[Spatial annotation listing]
+++++

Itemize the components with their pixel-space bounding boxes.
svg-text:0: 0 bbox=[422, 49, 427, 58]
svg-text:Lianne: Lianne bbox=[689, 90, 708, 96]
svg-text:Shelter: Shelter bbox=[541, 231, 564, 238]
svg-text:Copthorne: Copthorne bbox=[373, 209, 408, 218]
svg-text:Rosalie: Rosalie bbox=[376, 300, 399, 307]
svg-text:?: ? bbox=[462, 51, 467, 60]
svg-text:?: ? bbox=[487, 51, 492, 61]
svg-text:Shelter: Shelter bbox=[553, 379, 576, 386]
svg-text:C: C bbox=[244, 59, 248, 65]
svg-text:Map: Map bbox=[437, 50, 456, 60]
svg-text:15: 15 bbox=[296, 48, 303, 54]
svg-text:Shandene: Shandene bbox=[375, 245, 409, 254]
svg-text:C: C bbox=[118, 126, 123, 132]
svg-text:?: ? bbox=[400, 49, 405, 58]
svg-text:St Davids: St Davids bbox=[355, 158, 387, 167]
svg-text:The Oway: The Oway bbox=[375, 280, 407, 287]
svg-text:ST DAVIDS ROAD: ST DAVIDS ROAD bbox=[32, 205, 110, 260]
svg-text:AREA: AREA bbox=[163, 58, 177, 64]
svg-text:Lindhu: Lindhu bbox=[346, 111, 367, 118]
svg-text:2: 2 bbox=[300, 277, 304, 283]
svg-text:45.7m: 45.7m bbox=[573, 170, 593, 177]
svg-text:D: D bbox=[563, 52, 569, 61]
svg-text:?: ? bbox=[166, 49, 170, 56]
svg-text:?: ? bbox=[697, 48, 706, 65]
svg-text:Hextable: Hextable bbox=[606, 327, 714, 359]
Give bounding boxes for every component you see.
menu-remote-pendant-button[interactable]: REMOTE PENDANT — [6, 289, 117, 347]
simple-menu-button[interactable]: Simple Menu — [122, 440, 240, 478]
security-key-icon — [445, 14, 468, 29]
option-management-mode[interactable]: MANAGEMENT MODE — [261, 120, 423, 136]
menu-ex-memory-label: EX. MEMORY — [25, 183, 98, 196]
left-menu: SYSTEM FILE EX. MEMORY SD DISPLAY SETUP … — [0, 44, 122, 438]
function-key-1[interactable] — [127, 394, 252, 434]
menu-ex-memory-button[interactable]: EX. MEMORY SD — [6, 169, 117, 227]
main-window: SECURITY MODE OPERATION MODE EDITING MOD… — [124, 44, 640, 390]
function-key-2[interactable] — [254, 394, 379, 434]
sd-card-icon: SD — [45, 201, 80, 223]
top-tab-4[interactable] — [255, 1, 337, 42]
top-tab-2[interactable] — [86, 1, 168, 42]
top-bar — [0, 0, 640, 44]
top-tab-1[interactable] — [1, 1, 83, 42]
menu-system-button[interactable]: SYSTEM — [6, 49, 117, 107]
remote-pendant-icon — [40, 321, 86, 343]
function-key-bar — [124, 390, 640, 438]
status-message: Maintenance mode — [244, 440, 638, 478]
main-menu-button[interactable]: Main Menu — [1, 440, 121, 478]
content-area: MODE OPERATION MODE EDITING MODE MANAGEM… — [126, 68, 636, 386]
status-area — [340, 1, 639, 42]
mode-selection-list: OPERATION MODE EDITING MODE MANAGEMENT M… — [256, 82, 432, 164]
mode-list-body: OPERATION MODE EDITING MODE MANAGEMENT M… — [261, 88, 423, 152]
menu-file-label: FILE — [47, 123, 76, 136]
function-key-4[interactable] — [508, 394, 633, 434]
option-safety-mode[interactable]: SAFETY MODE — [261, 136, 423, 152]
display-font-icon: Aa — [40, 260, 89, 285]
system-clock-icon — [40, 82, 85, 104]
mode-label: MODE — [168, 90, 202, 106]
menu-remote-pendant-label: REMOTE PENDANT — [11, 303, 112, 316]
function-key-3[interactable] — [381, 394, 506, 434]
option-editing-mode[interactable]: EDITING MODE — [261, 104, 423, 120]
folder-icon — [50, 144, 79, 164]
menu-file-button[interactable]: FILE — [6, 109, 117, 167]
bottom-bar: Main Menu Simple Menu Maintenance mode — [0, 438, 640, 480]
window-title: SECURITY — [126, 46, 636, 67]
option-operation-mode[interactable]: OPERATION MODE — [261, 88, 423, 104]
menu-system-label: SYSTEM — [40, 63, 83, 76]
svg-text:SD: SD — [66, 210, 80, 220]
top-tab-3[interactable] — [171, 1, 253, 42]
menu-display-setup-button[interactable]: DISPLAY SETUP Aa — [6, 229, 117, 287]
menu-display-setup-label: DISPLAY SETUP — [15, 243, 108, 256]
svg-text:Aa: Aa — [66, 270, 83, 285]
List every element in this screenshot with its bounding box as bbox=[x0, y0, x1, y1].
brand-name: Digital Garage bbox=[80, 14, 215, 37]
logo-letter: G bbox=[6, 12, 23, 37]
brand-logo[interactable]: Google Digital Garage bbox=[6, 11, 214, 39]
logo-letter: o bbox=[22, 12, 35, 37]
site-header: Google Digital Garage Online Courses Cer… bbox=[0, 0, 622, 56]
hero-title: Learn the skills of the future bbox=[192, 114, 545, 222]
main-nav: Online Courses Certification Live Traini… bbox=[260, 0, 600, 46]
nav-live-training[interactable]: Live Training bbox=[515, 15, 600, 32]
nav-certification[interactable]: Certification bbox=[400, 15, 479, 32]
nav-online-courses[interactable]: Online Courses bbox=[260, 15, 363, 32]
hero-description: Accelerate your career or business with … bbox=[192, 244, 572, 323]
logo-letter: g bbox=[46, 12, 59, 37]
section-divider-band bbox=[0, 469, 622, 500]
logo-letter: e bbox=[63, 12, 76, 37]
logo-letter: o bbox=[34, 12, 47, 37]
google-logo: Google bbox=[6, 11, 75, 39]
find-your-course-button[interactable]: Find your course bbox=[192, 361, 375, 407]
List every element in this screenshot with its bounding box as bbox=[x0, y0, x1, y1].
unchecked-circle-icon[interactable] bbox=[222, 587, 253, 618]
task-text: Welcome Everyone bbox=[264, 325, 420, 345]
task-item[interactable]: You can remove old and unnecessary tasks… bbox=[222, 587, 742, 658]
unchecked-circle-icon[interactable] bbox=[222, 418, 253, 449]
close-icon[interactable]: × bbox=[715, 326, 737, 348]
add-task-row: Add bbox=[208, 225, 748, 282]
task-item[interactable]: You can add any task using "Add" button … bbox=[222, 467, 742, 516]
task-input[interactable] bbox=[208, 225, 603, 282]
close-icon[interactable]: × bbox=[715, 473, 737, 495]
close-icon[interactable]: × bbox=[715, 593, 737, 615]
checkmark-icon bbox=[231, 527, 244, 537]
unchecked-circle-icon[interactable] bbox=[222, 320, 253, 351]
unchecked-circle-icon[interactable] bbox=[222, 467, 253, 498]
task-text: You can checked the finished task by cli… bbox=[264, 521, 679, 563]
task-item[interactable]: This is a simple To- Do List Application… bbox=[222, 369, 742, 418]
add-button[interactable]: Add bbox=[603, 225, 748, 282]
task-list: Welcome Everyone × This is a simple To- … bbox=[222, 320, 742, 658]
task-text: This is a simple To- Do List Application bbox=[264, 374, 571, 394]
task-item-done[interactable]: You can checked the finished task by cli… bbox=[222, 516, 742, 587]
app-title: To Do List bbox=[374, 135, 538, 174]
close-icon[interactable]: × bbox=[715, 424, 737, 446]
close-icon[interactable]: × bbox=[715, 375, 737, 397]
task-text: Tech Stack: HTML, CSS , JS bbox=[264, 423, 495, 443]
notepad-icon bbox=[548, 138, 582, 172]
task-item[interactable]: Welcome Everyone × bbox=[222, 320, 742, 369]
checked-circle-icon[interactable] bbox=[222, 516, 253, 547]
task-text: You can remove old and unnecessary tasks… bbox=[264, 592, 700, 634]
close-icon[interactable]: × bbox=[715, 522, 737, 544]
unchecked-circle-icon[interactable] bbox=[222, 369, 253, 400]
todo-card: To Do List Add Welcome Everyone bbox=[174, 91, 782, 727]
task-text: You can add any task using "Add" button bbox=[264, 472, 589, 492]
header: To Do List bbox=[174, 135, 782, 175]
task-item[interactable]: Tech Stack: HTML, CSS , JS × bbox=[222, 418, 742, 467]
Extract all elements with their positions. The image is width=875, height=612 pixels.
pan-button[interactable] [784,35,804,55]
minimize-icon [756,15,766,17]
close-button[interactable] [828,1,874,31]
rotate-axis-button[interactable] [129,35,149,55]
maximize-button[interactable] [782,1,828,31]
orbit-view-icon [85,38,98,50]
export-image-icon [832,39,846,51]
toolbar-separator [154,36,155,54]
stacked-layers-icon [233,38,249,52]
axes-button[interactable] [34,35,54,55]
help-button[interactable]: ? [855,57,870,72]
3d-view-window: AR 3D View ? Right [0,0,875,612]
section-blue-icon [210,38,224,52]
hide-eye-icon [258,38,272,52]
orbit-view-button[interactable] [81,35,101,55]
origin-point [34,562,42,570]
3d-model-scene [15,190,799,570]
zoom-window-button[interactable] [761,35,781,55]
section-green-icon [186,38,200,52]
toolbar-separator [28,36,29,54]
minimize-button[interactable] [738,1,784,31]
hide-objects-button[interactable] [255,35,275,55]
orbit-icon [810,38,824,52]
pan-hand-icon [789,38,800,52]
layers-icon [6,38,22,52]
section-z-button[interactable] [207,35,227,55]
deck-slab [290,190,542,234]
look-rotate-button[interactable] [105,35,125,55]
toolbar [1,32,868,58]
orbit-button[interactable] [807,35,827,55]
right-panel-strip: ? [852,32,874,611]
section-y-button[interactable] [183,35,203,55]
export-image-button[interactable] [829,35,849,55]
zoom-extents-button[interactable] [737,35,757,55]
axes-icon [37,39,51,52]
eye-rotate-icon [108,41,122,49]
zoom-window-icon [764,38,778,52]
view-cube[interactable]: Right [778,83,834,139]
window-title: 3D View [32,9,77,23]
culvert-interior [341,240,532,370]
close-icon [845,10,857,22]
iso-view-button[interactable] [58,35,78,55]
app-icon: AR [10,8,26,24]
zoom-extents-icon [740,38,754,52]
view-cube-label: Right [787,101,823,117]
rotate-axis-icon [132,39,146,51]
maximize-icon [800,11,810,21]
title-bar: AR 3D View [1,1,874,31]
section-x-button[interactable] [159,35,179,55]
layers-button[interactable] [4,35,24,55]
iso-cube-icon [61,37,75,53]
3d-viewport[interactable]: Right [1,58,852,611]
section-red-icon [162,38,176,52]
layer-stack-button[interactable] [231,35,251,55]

+++++

_Written task:_
Retype everything from the start of the listing down to the line containing "Give bounding boxes", including that line.

_In response:_
Itemize the components with their pixel-space bounding boxes.
svg-text:0: 0 bbox=[422, 49, 427, 58]
svg-text:Lianne: Lianne bbox=[689, 90, 708, 96]
svg-text:Shelter: Shelter bbox=[541, 231, 564, 238]
svg-text:Copthorne: Copthorne bbox=[373, 209, 408, 218]
svg-text:Rosalie: Rosalie bbox=[376, 300, 399, 307]
svg-text:?: ? bbox=[462, 51, 467, 60]
svg-text:?: ? bbox=[487, 51, 492, 61]
svg-text:Shelter: Shelter bbox=[553, 379, 576, 386]
svg-text:C: C bbox=[244, 59, 248, 65]
svg-text:Map: Map bbox=[437, 50, 456, 60]
svg-text:15: 15 bbox=[296, 48, 303, 54]
svg-text:Shandene: Shandene bbox=[375, 245, 409, 254]
svg-text:C: C bbox=[118, 126, 123, 132]
svg-text:?: ? bbox=[400, 49, 405, 58]
svg-text:St Davids: St Davids bbox=[355, 158, 387, 167]
svg-text:The Oway: The Oway bbox=[375, 280, 407, 287]
svg-text:ST DAVIDS ROAD: ST DAVIDS ROAD bbox=[32, 205, 110, 260]
svg-text:AREA: AREA bbox=[163, 58, 177, 64]
svg-text:Lindhu: Lindhu bbox=[346, 111, 367, 118]
svg-text:2: 2 bbox=[300, 277, 304, 283]
svg-text:45.7m: 45.7m bbox=[573, 170, 593, 177]
svg-text:D: D bbox=[563, 52, 569, 61]
svg-text:?: ? bbox=[166, 49, 170, 56]
svg-text:?: ? bbox=[697, 48, 706, 65]
svg-text:Hextable: Hextable bbox=[606, 327, 714, 359]
Give bounding boxes for every component you see.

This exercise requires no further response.